Dataset entries
* * * * * * * * *

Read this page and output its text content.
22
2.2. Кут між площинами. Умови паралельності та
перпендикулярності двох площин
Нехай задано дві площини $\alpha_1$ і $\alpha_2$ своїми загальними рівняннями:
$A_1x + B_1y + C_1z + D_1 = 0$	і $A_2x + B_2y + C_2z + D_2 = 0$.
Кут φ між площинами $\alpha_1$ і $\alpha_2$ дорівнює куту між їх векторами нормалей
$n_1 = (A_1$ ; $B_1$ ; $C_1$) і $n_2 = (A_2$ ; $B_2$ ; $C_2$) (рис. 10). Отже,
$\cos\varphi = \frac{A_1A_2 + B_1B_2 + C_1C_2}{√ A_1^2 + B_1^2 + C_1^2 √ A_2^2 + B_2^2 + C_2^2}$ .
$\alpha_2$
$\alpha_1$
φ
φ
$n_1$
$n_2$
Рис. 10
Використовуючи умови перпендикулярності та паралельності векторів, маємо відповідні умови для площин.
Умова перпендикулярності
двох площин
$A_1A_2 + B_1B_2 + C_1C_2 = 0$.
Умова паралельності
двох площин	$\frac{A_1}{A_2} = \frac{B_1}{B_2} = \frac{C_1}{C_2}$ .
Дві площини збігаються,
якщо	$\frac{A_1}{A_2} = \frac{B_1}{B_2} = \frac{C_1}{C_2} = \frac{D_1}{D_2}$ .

* * * * * * * * *

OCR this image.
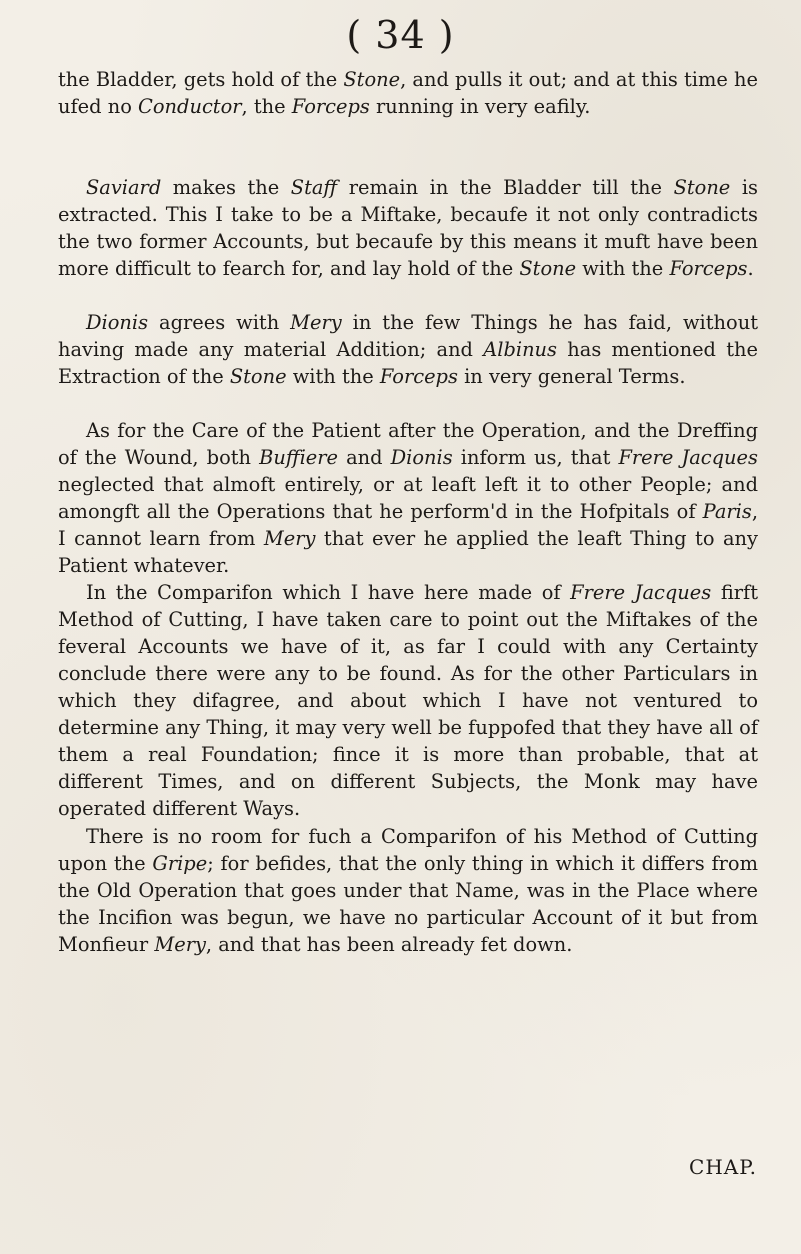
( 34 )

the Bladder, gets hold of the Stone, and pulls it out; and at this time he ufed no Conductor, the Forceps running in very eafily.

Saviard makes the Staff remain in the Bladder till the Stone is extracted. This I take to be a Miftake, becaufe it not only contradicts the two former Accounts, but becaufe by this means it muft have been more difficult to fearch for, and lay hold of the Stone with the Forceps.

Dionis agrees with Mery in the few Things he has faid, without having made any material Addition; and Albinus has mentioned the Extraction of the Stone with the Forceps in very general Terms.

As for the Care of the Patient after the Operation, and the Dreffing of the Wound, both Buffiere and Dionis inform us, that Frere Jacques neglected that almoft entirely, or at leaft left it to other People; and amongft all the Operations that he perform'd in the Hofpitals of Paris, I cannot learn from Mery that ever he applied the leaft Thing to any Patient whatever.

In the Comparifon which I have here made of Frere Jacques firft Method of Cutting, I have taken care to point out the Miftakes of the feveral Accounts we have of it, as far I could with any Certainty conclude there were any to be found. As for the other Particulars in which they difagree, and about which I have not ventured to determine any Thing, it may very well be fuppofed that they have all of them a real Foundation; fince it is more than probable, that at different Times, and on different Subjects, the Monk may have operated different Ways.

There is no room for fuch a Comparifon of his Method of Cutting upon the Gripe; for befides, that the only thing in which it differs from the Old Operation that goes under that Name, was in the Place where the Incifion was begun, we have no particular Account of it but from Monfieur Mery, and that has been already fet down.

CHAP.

* * * * * * * * *

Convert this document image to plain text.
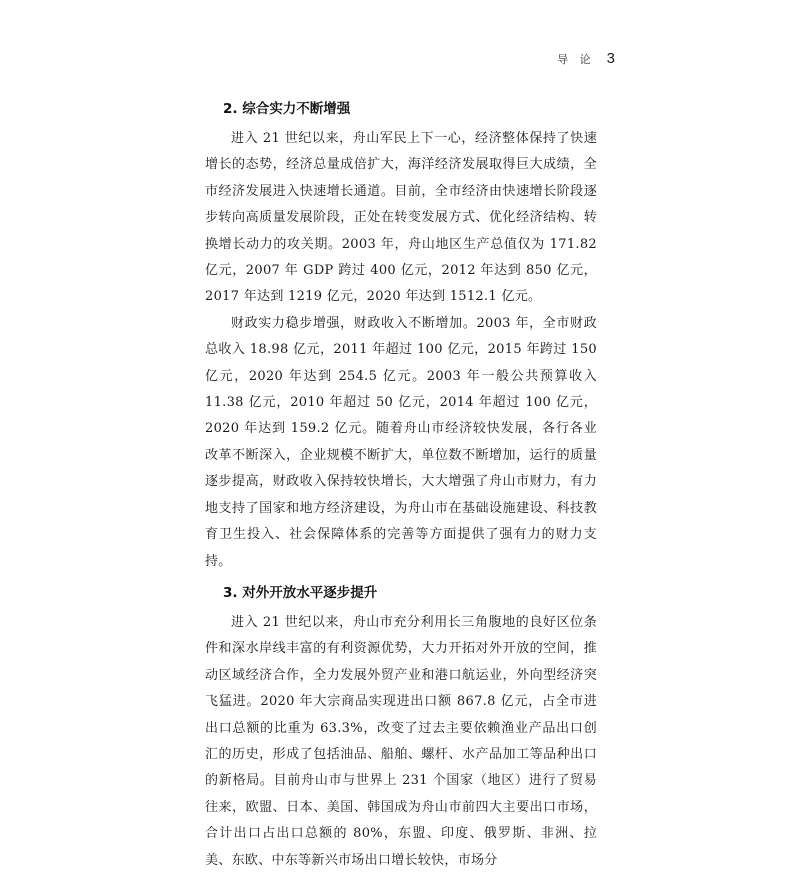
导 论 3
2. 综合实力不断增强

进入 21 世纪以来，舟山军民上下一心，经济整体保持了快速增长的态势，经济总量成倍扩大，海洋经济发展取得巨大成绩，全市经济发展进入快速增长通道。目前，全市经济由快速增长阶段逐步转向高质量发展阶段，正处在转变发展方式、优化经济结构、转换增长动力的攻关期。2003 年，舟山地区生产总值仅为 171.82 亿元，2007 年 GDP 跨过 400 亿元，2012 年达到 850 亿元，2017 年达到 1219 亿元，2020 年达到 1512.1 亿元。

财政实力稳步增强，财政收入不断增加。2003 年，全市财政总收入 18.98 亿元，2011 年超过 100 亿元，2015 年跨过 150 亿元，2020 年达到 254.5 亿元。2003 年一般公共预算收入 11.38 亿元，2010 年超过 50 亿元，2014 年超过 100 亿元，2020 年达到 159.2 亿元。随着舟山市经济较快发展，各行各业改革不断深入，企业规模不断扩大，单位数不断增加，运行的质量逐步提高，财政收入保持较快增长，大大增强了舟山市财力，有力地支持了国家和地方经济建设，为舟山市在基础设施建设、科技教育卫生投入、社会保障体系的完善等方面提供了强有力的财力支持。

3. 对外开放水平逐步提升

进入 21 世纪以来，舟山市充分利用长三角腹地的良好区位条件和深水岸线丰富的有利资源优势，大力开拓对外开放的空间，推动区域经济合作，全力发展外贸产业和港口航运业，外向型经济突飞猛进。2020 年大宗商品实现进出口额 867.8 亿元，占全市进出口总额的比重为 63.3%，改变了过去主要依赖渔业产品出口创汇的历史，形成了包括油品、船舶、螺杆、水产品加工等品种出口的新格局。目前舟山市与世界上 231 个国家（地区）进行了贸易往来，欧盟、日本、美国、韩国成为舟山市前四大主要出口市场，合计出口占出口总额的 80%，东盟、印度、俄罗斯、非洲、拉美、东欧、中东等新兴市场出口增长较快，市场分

* * * * * * * * *

Go through the material and select each line with the string "площини" in it.

TASK RESPONSE =
Нехай задано дві площини $\alpha_1$ і $\alpha_2$ своїми загальними рівняннями:
Дві площини збігаються,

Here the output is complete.